--- Begin ---

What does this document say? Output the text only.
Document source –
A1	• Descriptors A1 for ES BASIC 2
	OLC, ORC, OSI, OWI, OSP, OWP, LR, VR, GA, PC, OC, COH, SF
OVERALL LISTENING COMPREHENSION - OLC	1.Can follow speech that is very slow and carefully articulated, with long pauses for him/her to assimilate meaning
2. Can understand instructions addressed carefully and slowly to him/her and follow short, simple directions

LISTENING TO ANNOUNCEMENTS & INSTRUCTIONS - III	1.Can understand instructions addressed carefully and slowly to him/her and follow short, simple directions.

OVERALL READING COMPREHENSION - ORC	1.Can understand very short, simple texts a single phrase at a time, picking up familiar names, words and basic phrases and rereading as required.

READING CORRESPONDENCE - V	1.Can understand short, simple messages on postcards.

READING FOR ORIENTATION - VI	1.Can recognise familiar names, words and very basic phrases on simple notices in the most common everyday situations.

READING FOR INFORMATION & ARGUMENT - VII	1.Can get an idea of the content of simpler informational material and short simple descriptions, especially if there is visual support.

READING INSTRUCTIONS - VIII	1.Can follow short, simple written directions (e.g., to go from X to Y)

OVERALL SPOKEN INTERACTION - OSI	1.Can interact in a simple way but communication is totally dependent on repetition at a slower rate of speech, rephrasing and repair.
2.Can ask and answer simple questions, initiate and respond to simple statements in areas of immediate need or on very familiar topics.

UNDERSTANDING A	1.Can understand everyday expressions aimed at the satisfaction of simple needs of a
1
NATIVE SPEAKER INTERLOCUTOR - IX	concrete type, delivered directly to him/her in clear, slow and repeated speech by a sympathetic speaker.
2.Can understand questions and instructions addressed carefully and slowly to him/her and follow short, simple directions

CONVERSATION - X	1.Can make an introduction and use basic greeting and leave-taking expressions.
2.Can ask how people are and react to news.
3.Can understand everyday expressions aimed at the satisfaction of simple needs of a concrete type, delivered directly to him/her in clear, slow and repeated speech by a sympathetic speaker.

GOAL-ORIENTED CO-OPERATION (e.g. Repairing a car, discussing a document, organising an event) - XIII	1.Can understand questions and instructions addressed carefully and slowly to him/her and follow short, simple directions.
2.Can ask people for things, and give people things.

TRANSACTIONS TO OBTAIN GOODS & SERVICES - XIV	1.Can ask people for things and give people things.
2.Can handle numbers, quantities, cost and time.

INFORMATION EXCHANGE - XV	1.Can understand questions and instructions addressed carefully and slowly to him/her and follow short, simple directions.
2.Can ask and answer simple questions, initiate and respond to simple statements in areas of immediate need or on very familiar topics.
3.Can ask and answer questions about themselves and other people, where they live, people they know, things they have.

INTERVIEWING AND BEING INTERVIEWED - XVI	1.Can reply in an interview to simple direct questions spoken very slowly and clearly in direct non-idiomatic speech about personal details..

--- End ---
--- Begin ---

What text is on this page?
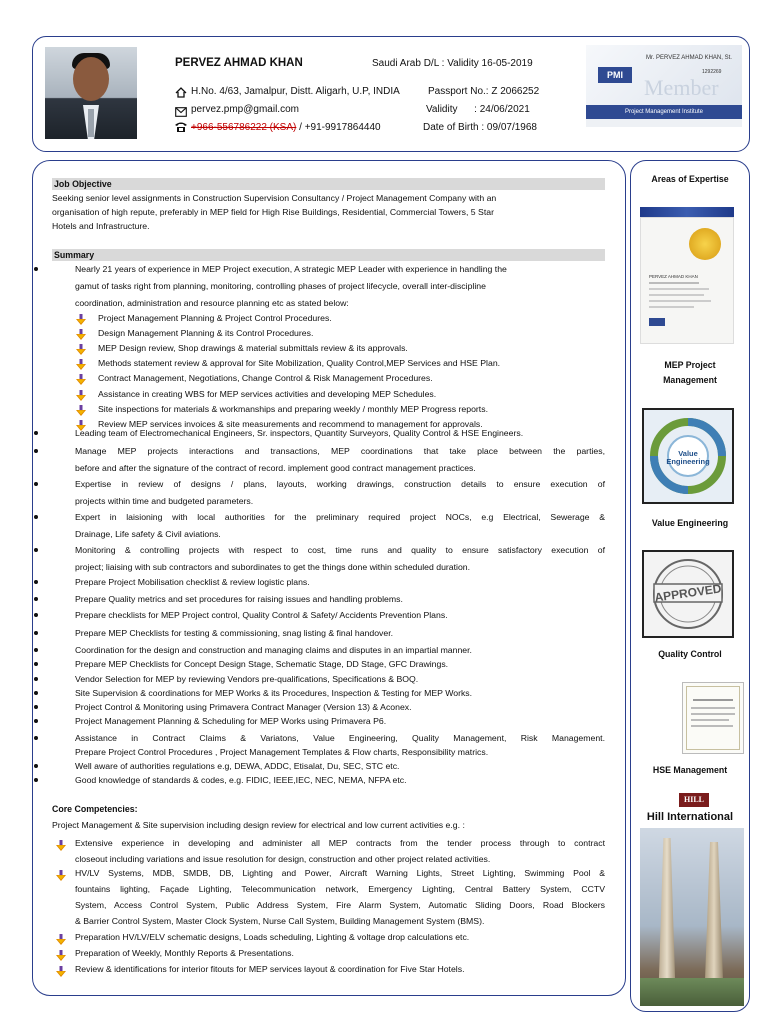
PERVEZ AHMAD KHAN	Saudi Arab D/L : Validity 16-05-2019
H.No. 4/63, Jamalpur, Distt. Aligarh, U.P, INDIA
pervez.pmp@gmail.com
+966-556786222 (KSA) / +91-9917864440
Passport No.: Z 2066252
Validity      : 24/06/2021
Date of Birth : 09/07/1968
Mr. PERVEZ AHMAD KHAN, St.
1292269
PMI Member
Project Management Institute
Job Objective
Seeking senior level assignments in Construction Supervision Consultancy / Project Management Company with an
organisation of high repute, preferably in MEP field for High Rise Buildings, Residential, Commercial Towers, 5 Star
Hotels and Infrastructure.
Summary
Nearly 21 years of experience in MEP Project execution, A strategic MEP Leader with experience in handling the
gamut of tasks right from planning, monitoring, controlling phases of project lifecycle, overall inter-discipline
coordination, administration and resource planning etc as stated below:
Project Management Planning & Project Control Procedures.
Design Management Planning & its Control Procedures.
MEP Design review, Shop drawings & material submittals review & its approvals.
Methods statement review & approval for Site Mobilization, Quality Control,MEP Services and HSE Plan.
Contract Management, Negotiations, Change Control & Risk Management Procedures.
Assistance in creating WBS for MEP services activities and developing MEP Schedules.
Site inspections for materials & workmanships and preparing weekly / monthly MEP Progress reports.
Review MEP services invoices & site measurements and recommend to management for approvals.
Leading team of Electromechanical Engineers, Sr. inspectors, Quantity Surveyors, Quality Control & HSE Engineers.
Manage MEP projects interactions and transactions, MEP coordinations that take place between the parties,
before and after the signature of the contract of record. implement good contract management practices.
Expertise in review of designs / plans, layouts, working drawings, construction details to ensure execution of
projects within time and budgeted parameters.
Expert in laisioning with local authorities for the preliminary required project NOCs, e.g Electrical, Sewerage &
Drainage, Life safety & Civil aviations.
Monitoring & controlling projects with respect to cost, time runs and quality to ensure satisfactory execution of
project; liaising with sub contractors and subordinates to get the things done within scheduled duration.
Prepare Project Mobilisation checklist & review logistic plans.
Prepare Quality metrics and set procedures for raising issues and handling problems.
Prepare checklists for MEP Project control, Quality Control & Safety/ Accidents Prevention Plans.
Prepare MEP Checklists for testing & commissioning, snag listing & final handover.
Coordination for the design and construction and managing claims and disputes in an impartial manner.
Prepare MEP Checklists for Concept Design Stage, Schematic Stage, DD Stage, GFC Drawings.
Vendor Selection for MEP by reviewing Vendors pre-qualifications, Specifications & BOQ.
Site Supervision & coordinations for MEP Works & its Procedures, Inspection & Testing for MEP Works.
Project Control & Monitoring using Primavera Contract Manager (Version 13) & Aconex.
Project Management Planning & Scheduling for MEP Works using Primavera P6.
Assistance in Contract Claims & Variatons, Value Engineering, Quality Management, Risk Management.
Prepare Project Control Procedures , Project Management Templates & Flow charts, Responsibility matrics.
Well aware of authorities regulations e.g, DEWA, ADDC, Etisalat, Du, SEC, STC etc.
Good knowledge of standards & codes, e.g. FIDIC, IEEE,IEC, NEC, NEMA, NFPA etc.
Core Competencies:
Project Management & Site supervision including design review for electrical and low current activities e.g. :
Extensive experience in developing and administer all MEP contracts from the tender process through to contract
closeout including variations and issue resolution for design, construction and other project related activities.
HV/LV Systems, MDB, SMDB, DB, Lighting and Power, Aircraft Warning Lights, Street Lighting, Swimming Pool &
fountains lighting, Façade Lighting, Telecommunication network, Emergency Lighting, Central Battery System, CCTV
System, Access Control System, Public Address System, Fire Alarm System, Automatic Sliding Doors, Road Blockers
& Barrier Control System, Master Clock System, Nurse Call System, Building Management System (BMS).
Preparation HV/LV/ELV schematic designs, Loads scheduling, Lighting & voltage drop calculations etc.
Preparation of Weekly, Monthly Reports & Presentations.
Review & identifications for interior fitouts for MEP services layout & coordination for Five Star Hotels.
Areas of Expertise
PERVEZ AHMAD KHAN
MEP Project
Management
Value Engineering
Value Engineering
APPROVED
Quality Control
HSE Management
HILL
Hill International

--- End ---
--- Begin ---

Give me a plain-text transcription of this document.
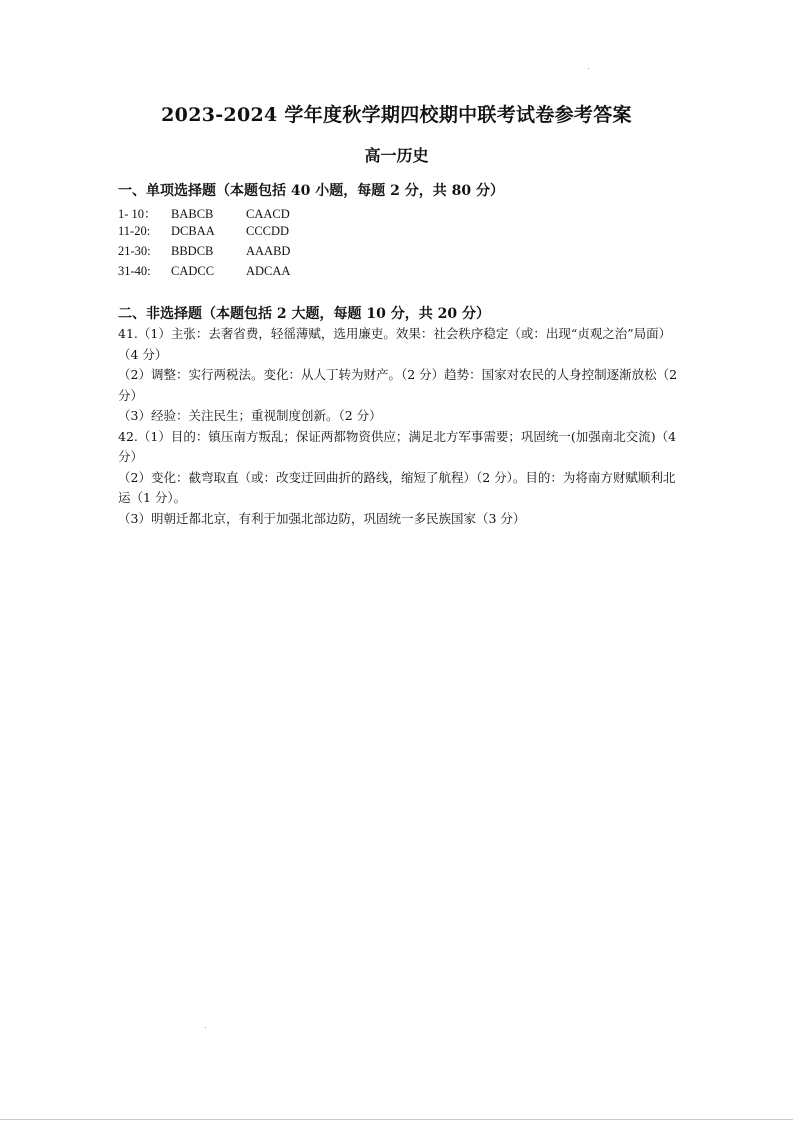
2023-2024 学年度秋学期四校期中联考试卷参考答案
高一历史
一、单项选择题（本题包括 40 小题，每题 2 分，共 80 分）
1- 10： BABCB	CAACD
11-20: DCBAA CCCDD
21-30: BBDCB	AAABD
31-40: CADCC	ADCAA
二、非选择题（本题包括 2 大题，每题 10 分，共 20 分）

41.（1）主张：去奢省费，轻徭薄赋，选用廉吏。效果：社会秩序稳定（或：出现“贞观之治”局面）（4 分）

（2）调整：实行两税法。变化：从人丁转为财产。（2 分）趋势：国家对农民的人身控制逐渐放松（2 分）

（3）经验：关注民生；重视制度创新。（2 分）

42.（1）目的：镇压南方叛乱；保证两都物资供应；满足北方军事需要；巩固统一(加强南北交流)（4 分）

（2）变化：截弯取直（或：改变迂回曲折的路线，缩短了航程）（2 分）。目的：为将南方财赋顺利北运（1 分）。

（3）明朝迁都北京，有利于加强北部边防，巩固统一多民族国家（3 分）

--- End ---

Count every line in the entries above where the word "using" appears; respond with the number alone.

2